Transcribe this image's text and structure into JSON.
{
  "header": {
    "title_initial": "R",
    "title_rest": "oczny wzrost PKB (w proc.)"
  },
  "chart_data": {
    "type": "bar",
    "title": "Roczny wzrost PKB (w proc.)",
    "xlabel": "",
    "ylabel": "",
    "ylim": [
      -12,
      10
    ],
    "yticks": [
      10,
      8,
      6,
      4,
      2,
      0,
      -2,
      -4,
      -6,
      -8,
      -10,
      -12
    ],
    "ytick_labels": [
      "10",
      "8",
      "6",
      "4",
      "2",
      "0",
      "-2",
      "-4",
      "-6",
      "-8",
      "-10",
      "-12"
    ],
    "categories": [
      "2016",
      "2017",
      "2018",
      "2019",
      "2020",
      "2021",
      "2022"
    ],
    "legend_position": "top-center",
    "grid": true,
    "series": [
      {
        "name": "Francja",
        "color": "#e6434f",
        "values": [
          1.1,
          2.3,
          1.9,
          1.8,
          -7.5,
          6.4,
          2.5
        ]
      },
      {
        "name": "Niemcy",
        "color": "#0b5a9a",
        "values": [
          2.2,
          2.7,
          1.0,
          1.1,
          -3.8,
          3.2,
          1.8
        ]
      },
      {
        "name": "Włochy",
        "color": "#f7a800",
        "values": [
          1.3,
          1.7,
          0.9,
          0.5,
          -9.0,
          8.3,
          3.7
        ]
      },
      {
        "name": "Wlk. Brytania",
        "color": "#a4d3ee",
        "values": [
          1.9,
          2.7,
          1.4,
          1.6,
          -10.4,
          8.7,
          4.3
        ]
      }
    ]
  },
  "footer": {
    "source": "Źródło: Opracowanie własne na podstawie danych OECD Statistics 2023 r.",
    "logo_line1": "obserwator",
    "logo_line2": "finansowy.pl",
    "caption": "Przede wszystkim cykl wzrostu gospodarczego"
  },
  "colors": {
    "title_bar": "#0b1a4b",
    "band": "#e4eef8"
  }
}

Given exercise. Give the count of lines in the data above that hold the string "proc", with no additional words.

Solution to this problem. 2